__Exercise directions__.
Copy every entry below word for word, omitting the pictures.
————————
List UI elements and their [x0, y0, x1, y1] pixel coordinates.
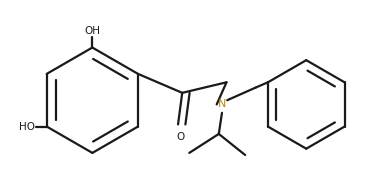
Text: O: O [176, 132, 184, 142]
Text: OH: OH [84, 26, 100, 36]
Text: HO: HO [19, 122, 35, 132]
Text: N: N [218, 99, 226, 109]
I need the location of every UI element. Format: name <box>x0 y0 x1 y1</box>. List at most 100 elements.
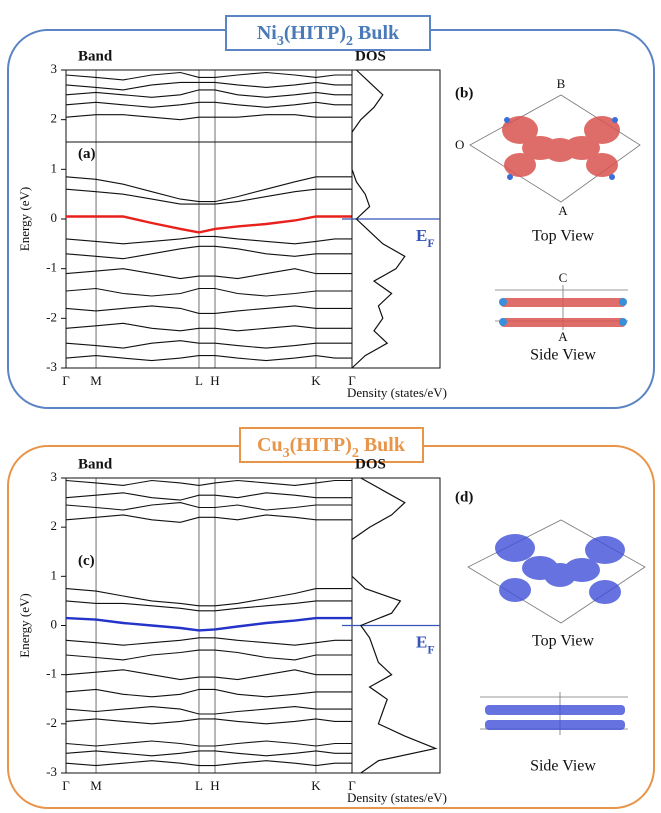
————————
__Exercise solution__.
List UI elements and their [x0, y0, x1, y1] pixel coordinates.
Text: O: O [176, 132, 184, 142]
Text: OH: OH [84, 26, 100, 36]
Text: HO: HO [19, 122, 35, 132]
Text: N: N [218, 99, 226, 109]
I need the location of every UI element. Format: name <box>x0 y0 x1 y1</box>. List at most 100 elements.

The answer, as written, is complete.